__Dataset__.
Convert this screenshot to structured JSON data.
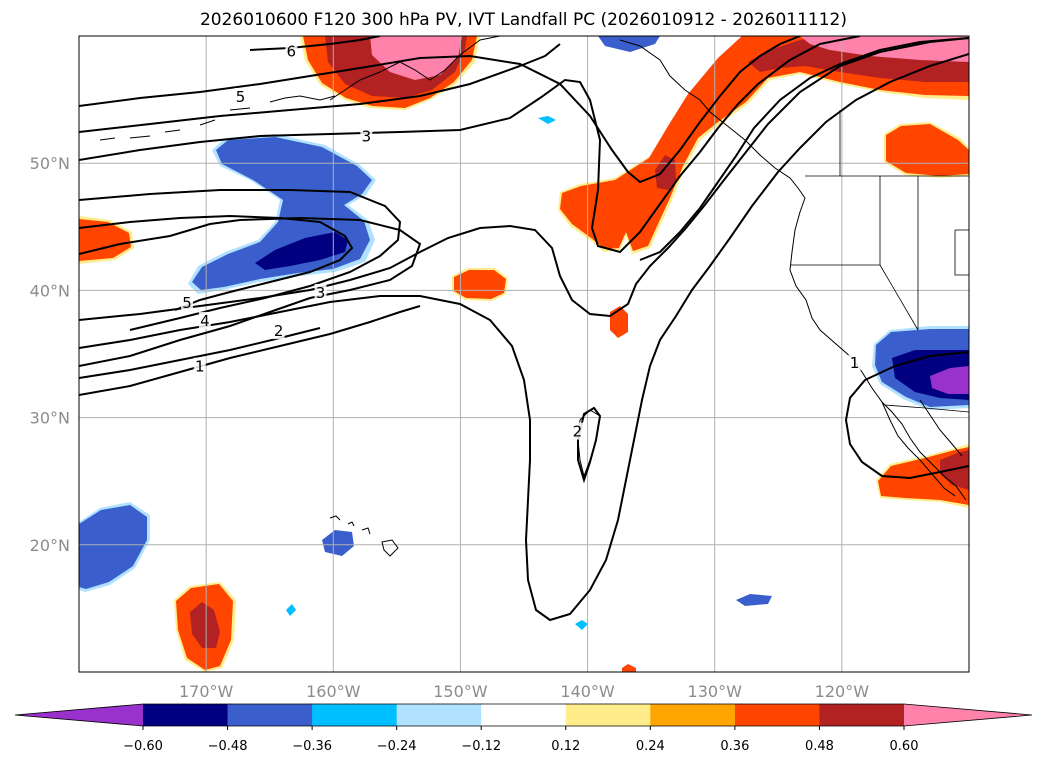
{
  "title": "2026010600 F120 300 hPa PV, IVT Landfall PC (2026010912 - 2026011112)",
  "map": {
    "lon_range": [
      -180,
      -110
    ],
    "lat_range": [
      10,
      60
    ],
    "x_ticks": [
      {
        "lon": -170,
        "label": "170°W"
      },
      {
        "lon": -160,
        "label": "160°W"
      },
      {
        "lon": -150,
        "label": "150°W"
      },
      {
        "lon": -140,
        "label": "140°W"
      },
      {
        "lon": -130,
        "label": "130°W"
      },
      {
        "lon": -120,
        "label": "120°W"
      }
    ],
    "y_ticks": [
      {
        "lat": 20,
        "label": "20°N"
      },
      {
        "lat": 30,
        "label": "30°N"
      },
      {
        "lat": 40,
        "label": "40°N"
      },
      {
        "lat": 50,
        "label": "50°N"
      }
    ],
    "grid": true
  },
  "contour_labels": [
    {
      "text": "6",
      "lon": -163.3,
      "lat": 58.8
    },
    {
      "text": "5",
      "lon": -167.3,
      "lat": 55.2
    },
    {
      "text": "3",
      "lon": -157.4,
      "lat": 52.1
    },
    {
      "text": "5",
      "lon": -171.5,
      "lat": 39.0
    },
    {
      "text": "4",
      "lon": -170.1,
      "lat": 37.6
    },
    {
      "text": "3",
      "lon": -161.0,
      "lat": 39.8
    },
    {
      "text": "2",
      "lon": -164.3,
      "lat": 36.8
    },
    {
      "text": "1",
      "lon": -170.5,
      "lat": 34.0
    },
    {
      "text": "2",
      "lon": -140.8,
      "lat": 28.9
    },
    {
      "text": "1",
      "lon": -119.0,
      "lat": 34.3
    }
  ],
  "colorbar": {
    "colors": [
      "#9932cc",
      "#000080",
      "#3a5fcd",
      "#00bfff",
      "#b0e2ff",
      "#ffffff",
      "#ffec8b",
      "#ffa500",
      "#ff4500",
      "#b22222",
      "#ff82ab"
    ],
    "levels": [
      "−0.60",
      "−0.48",
      "−0.36",
      "−0.24",
      "−0.12",
      "0.12",
      "0.24",
      "0.36",
      "0.48",
      "0.60"
    ],
    "extend": "both"
  },
  "colors": {
    "grid": "#b0b0b0",
    "axis_text": "#8c8c8c",
    "coast": "#000000"
  }
}
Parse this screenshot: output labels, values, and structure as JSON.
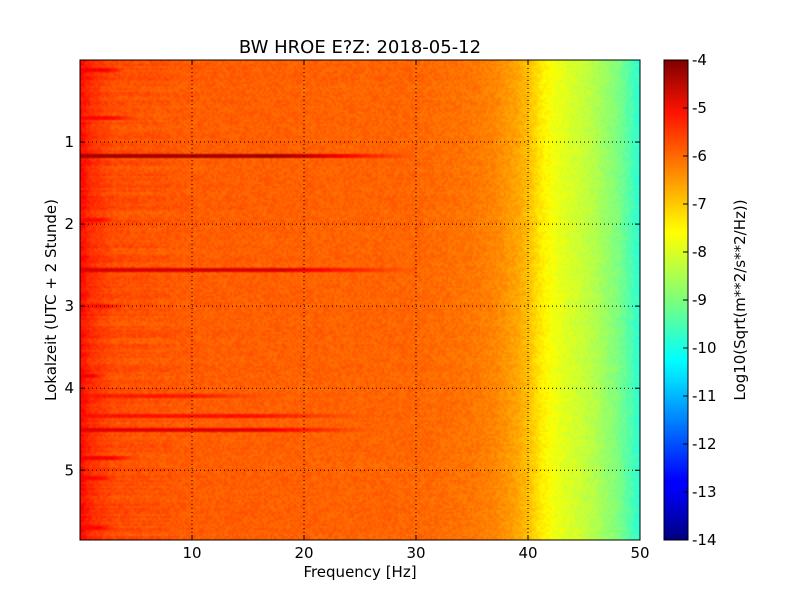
{
  "chart_data": {
    "type": "heatmap",
    "title": "BW HROE E?Z: 2018-05-12",
    "xlabel": "Frequency [Hz]",
    "ylabel": "Lokalzeit (UTC + 2 Stunde)",
    "xlim": [
      0,
      50
    ],
    "ylim": [
      5.85,
      0
    ],
    "xticks": [
      "10",
      "20",
      "30",
      "40",
      "50"
    ],
    "yticks": [
      "1",
      "2",
      "3",
      "4",
      "5"
    ],
    "grid": true,
    "colorbar": {
      "label": "Log10(Sqrt(m**2/s**2/Hz))",
      "range": [
        -14,
        -4
      ],
      "ticks": [
        "-4",
        "-5",
        "-6",
        "-7",
        "-8",
        "-9",
        "-10",
        "-11",
        "-12",
        "-13",
        "-14"
      ],
      "colormap": "jet"
    },
    "frequency_profile": {
      "freq_hz": [
        0,
        1,
        3,
        10,
        20,
        30,
        35,
        37,
        38,
        39,
        40,
        41,
        42,
        43,
        44,
        45,
        46,
        47,
        48,
        49,
        50
      ],
      "log_amplitude": [
        -5.3,
        -5.7,
        -6.0,
        -6.15,
        -6.2,
        -6.25,
        -6.4,
        -6.55,
        -6.7,
        -6.85,
        -7.1,
        -7.5,
        -7.8,
        -8.0,
        -8.15,
        -8.3,
        -8.5,
        -8.75,
        -9.0,
        -9.4,
        -9.85
      ]
    },
    "bands": [
      {
        "time_h": 1.17,
        "fmax_hz": 30,
        "log_amplitude": -4.4
      },
      {
        "time_h": 2.55,
        "fmax_hz": 30,
        "log_amplitude": -4.9
      },
      {
        "time_h": 4.5,
        "fmax_hz": 26,
        "log_amplitude": -5.0
      },
      {
        "time_h": 4.35,
        "fmax_hz": 26,
        "log_amplitude": -5.4
      },
      {
        "time_h": 0.12,
        "fmax_hz": 4,
        "log_amplitude": -5.2
      },
      {
        "time_h": 0.7,
        "fmax_hz": 5,
        "log_amplitude": -5.3
      },
      {
        "time_h": 1.95,
        "fmax_hz": 3,
        "log_amplitude": -5.3
      },
      {
        "time_h": 3.0,
        "fmax_hz": 4,
        "log_amplitude": -5.4
      },
      {
        "time_h": 3.85,
        "fmax_hz": 2,
        "log_amplitude": -5.2
      },
      {
        "time_h": 4.1,
        "fmax_hz": 17,
        "log_amplitude": -5.5
      },
      {
        "time_h": 4.85,
        "fmax_hz": 5,
        "log_amplitude": -5.2
      },
      {
        "time_h": 5.1,
        "fmax_hz": 3,
        "log_amplitude": -5.3
      },
      {
        "time_h": 5.7,
        "fmax_hz": 3,
        "log_amplitude": -5.3
      }
    ]
  }
}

__Written problem__. Using the entries above, return each line in which the word "this" occurs.

__Written answer__.
Convert this screenshot to structured JSON data.
Parse this screenshot: output labels, values, and structure as JSON.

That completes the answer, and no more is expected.